=== SELECTED EXCERPT ===
*****


Comments

  • said: I get an average of 445 MB/S on my DD test, and thats not so impressive since they offer pure SSD disks on the nodes. Still, 445 MB/s is not bad, but it’s not Ramnode speeds either. I have seen DO speeds up to over 700 MB/s but I’m sure that was on low load nodes.

    For non-enterprise grade SSDs, this is pretty good, actually. Keep in mind there's overhead when you do full virtualization, where with OpenVZ you get almost host-level I/O. 400 to 800 MB is pretty much the "Real" write speed when you have Raid0 or Raid10, and with some higher end SSDs you get up to 1GB.

    At the end of the day, if you're happy with DO, that's all that matters here. Good for you, OP!

    Thanked by 1myhken
  • I'm really happy with DO, but still, I like iwStack.com better, and have all my live servers there.

  • Another really happy customer with DO, a good, decent company to host with.

  • Benchmark

    The first test is with a 16 GB 8vCore server, and I got a UnixBench result of 2844. I did then run a test on a 64 GB 20vCore server in their new London DC, and the result was: 4927 points. It currently holds the 3.place on my Top20 list.

    >

    So for $160/Month for a 16GB 8vCore Server you get a similar UnixBench result as a $5/Month Vultr Server with 1 Core...

    Thanked by 1Lee
  • LeeLee Veteran

    @DaveA said:

    Shameful, but I like it. :P

  • @DaveA said:

    Makes me want to grab a 5$ vultr vps and run unixbench 24/7, I guess that's ok?

  • @DaveA - yes. DO has not the best score in Unixbench, you are the Unixbench master :D

    You are #1 on my Top20 list, and you took the place from Soladrive.com that had held it for a couple of years.

    And thats before I have got tested your 24 core multi-core series server. It's never available. :(

  • ditigalocean is mostly fine. but i have had some problems when i tried to create, destroy a droplet or take a snapshot.

*****

Stored items
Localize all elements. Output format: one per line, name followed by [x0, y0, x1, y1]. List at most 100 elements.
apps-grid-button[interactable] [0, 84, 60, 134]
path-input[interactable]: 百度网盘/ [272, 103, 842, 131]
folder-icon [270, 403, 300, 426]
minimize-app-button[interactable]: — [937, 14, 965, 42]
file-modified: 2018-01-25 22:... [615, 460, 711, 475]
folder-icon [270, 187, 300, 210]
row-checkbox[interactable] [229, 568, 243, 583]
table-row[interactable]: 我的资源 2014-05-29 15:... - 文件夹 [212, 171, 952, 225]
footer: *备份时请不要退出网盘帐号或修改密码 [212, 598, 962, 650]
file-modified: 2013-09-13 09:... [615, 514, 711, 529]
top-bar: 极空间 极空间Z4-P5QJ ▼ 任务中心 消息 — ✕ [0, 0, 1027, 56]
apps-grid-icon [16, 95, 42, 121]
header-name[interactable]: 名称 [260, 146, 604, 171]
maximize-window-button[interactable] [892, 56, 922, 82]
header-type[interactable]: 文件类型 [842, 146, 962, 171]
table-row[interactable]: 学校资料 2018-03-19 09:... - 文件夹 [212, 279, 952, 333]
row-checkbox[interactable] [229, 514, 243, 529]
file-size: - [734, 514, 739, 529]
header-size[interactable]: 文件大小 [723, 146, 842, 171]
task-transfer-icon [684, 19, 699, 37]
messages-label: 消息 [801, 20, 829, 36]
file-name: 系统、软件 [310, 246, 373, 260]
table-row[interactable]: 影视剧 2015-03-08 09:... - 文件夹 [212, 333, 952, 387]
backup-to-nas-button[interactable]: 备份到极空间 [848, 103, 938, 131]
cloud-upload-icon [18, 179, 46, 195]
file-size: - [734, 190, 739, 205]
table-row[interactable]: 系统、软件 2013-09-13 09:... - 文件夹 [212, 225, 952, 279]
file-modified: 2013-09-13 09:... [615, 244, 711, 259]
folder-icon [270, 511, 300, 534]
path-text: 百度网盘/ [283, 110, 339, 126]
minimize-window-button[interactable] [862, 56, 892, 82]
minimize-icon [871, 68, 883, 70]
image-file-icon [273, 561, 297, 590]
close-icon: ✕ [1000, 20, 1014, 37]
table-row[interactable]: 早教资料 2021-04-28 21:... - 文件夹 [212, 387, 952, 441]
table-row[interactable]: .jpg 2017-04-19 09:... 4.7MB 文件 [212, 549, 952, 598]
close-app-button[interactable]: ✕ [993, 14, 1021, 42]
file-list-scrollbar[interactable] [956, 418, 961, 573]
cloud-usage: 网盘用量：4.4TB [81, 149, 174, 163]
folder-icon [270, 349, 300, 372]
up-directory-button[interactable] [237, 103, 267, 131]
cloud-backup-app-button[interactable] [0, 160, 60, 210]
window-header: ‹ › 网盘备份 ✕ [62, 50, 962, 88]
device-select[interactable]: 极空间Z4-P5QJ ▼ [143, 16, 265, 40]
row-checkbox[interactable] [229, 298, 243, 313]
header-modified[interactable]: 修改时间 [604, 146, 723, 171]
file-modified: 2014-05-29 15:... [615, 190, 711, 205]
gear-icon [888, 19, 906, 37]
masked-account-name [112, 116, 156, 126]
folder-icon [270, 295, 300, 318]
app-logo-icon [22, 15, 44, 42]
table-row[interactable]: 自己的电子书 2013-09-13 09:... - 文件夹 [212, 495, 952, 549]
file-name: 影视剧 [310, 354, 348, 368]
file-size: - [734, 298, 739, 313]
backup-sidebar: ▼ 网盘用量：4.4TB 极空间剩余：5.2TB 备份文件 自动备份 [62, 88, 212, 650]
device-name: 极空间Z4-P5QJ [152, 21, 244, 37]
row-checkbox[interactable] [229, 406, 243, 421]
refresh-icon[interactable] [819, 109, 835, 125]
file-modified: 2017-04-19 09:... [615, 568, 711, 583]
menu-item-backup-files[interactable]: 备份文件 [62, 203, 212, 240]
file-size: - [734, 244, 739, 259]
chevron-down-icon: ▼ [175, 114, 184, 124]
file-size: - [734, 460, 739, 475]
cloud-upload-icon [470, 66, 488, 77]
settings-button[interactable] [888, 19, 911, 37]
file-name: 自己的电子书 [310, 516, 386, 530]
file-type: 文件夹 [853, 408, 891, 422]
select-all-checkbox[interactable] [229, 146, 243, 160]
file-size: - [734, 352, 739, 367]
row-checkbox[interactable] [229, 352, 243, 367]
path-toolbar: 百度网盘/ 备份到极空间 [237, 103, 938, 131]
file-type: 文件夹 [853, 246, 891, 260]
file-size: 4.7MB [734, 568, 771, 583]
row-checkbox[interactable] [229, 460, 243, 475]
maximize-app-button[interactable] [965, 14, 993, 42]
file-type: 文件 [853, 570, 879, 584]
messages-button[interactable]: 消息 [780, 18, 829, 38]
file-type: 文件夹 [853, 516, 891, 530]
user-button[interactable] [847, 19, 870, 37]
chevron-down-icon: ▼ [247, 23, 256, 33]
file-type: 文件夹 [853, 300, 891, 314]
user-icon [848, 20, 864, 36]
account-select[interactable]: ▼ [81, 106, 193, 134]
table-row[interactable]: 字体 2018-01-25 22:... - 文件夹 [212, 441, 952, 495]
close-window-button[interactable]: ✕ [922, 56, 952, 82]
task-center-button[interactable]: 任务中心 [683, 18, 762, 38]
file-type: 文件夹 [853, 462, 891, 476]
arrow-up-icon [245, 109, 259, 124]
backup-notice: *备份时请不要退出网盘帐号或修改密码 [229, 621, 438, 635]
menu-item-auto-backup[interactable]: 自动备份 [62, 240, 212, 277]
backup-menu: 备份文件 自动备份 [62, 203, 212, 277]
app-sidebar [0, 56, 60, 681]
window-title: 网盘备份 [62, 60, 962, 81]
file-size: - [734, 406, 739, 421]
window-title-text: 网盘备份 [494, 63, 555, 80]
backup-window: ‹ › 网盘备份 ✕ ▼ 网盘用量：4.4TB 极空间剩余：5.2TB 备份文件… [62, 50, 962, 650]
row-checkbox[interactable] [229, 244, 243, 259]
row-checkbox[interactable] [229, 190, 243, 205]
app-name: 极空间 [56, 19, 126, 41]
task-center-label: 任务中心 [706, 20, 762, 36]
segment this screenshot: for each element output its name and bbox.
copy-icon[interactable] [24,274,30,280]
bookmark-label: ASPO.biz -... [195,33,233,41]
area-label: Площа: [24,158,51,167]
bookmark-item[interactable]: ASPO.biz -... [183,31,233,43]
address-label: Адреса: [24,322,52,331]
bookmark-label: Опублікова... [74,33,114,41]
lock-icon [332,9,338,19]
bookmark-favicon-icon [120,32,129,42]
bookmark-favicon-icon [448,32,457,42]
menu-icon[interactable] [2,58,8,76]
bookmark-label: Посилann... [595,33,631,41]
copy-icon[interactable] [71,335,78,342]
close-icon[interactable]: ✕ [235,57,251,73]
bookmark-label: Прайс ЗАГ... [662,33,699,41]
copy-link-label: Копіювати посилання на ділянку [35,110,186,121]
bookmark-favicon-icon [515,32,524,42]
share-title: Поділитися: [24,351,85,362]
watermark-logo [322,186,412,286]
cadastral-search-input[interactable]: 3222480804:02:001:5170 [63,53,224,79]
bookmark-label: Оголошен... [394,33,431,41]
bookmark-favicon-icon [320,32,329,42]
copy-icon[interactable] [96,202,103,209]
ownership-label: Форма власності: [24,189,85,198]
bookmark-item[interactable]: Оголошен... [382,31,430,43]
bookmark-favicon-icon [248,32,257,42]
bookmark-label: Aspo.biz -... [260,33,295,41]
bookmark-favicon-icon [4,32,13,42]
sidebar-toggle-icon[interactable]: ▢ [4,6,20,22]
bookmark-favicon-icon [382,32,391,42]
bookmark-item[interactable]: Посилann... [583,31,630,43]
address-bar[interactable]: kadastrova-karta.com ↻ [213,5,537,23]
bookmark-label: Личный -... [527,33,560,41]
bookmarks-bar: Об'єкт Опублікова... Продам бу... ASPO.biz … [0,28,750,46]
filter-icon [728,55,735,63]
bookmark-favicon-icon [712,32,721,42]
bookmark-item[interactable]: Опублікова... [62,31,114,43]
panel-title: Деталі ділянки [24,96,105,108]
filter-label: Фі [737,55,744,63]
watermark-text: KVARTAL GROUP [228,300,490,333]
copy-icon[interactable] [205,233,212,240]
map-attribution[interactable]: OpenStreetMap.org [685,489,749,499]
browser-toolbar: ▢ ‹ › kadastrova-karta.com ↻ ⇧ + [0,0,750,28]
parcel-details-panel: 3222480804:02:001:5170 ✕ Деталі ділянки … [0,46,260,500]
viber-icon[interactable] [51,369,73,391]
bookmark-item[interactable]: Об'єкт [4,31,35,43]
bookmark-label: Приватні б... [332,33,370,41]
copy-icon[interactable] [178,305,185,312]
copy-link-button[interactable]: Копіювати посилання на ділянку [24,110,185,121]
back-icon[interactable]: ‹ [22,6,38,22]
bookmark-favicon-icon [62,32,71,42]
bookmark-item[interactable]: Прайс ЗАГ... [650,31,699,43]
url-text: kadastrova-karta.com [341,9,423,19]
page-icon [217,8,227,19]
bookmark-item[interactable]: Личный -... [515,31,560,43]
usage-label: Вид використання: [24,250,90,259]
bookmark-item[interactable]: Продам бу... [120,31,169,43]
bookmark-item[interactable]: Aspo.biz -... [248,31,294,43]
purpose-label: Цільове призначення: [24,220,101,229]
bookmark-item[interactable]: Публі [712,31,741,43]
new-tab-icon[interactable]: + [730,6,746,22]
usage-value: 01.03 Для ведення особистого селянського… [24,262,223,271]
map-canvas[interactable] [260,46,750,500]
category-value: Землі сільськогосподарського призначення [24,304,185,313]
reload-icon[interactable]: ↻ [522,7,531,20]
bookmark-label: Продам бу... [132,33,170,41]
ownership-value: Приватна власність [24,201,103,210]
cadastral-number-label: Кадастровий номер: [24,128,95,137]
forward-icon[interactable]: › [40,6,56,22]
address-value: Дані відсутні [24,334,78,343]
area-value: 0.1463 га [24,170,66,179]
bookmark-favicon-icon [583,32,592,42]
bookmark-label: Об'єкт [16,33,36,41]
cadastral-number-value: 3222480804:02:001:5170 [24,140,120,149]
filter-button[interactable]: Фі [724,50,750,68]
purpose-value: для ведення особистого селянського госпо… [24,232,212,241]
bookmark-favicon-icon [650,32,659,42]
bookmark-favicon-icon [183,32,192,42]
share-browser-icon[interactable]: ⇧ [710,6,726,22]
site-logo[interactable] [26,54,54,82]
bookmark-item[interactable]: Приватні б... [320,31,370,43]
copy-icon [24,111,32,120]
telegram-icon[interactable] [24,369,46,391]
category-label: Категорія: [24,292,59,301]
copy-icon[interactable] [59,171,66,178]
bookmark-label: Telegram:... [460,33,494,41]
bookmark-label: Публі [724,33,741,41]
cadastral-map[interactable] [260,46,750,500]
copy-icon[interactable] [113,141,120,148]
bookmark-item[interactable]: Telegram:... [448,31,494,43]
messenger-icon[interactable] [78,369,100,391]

*****

=== THINGS TO DO ===
1 - Rewrite the comment thread between "Thanked by 1Lee" and "couple of years.", inclusive, changing "Unixbench master" to "benchmark champion".
2 - Answer these questions about the comment thread:
(a) What average speed does the first commenter report getting on the DD test?
(b) What UnixBench result did the 64 GB 20vCore server in the new London DC get?
(c) Which site held first place on the Top20 list for a couple of years before losing it?

=== LIST OF ANSWERS ===
1 -
Thanked by 1Lee
  • LeeLee Veteran

    @DaveA said:

    Shameful, but I like it. :P

  • @DaveA said:

    Makes me want to grab a 5$ vultr vps and run unixbench 24/7, I guess that's ok?

  • @DaveA - yes. DO has not the best score in Unixbench, you are the benchmark champion :D

    You are #1 on my Top20 list, and you took the place from Soladrive.com that had held it for a couple of years.

2 -
(a) 445 MB/s.
(b) 4927 points.
(c) Soladrive.com.